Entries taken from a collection

□ □ □ □ □

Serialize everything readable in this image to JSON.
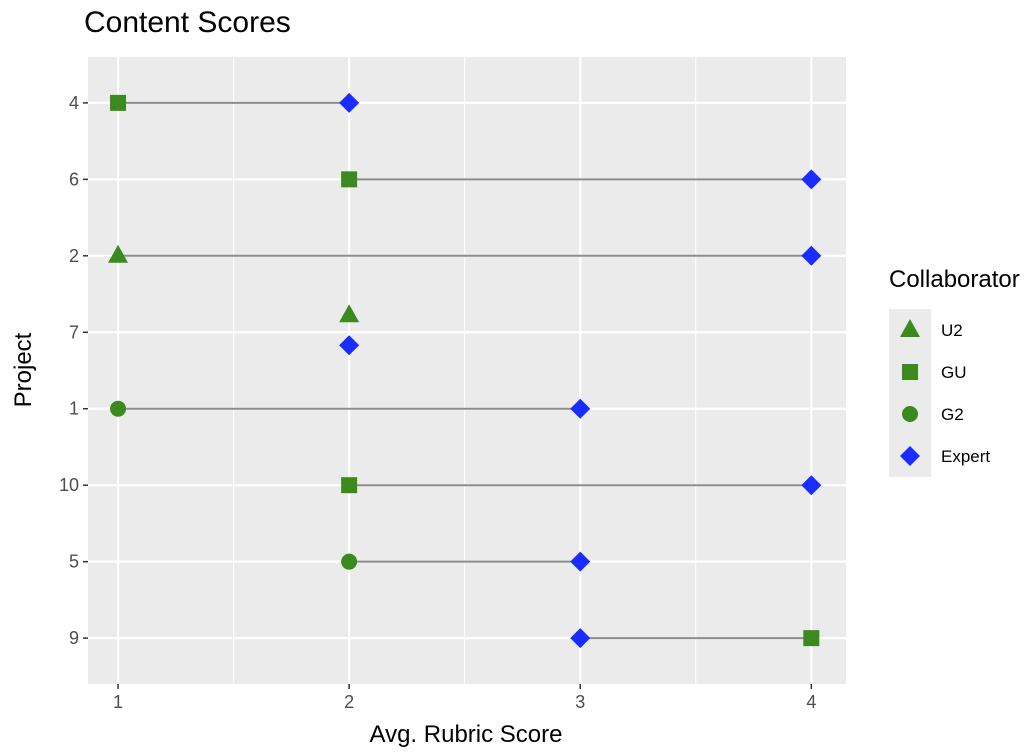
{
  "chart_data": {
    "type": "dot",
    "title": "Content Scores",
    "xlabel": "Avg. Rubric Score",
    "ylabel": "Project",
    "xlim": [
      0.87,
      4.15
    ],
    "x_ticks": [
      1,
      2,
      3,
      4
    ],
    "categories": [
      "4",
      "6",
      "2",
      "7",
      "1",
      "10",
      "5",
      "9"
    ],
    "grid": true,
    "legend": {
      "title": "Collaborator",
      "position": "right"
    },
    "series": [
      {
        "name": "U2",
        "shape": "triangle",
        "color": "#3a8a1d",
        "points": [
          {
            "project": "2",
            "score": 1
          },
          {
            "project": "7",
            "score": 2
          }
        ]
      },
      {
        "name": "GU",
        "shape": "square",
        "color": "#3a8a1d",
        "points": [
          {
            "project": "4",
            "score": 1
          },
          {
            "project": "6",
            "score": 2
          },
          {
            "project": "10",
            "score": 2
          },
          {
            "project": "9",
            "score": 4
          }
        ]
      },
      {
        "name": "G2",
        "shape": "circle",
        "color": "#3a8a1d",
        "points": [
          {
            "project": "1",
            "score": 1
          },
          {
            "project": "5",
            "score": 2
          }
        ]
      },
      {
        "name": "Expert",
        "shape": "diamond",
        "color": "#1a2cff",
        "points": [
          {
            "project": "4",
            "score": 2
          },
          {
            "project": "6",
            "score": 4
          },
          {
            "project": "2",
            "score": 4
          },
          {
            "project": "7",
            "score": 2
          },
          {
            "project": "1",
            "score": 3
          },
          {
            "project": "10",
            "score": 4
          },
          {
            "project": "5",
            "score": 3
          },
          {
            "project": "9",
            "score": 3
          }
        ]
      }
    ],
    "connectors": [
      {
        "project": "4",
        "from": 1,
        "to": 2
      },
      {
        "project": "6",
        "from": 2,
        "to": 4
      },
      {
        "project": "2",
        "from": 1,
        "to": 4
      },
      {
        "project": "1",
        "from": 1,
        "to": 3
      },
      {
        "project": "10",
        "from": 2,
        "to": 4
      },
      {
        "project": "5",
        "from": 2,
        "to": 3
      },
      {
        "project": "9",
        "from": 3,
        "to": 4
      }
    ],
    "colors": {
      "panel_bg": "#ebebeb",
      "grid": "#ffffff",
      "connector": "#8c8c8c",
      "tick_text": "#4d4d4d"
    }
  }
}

□ □ □ □ □

Directive
Retype each entry precisely. Skip images entirely.

In response
Serialize everything readable in this image to JSON.
{
  "chart_data": {
    "type": "dot",
    "title": "Content Scores",
    "xlabel": "Avg. Rubric Score",
    "ylabel": "Project",
    "xlim": [
      0.87,
      4.15
    ],
    "x_ticks": [
      1,
      2,
      3,
      4
    ],
    "categories": [
      "4",
      "6",
      "2",
      "7",
      "1",
      "10",
      "5",
      "9"
    ],
    "grid": true,
    "legend": {
      "title": "Collaborator",
      "position": "right"
    },
    "series": [
      {
        "name": "U2",
        "shape": "triangle",
        "color": "#3a8a1d",
        "points": [
          {
            "project": "2",
            "score": 1
          },
          {
            "project": "7",
            "score": 2
          }
        ]
      },
      {
        "name": "GU",
        "shape": "square",
        "color": "#3a8a1d",
        "points": [
          {
            "project": "4",
            "score": 1
          },
          {
            "project": "6",
            "score": 2
          },
          {
            "project": "10",
            "score": 2
          },
          {
            "project": "9",
            "score": 4
          }
        ]
      },
      {
        "name": "G2",
        "shape": "circle",
        "color": "#3a8a1d",
        "points": [
          {
            "project": "1",
            "score": 1
          },
          {
            "project": "5",
            "score": 2
          }
        ]
      },
      {
        "name": "Expert",
        "shape": "diamond",
        "color": "#1a2cff",
        "points": [
          {
            "project": "4",
            "score": 2
          },
          {
            "project": "6",
            "score": 4
          },
          {
            "project": "2",
            "score": 4
          },
          {
            "project": "7",
            "score": 2
          },
          {
            "project": "1",
            "score": 3
          },
          {
            "project": "10",
            "score": 4
          },
          {
            "project": "5",
            "score": 3
          },
          {
            "project": "9",
            "score": 3
          }
        ]
      }
    ],
    "connectors": [
      {
        "project": "4",
        "from": 1,
        "to": 2
      },
      {
        "project": "6",
        "from": 2,
        "to": 4
      },
      {
        "project": "2",
        "from": 1,
        "to": 4
      },
      {
        "project": "1",
        "from": 1,
        "to": 3
      },
      {
        "project": "10",
        "from": 2,
        "to": 4
      },
      {
        "project": "5",
        "from": 2,
        "to": 3
      },
      {
        "project": "9",
        "from": 3,
        "to": 4
      }
    ],
    "colors": {
      "panel_bg": "#ebebeb",
      "grid": "#ffffff",
      "connector": "#8c8c8c",
      "tick_text": "#4d4d4d"
    }
  }
}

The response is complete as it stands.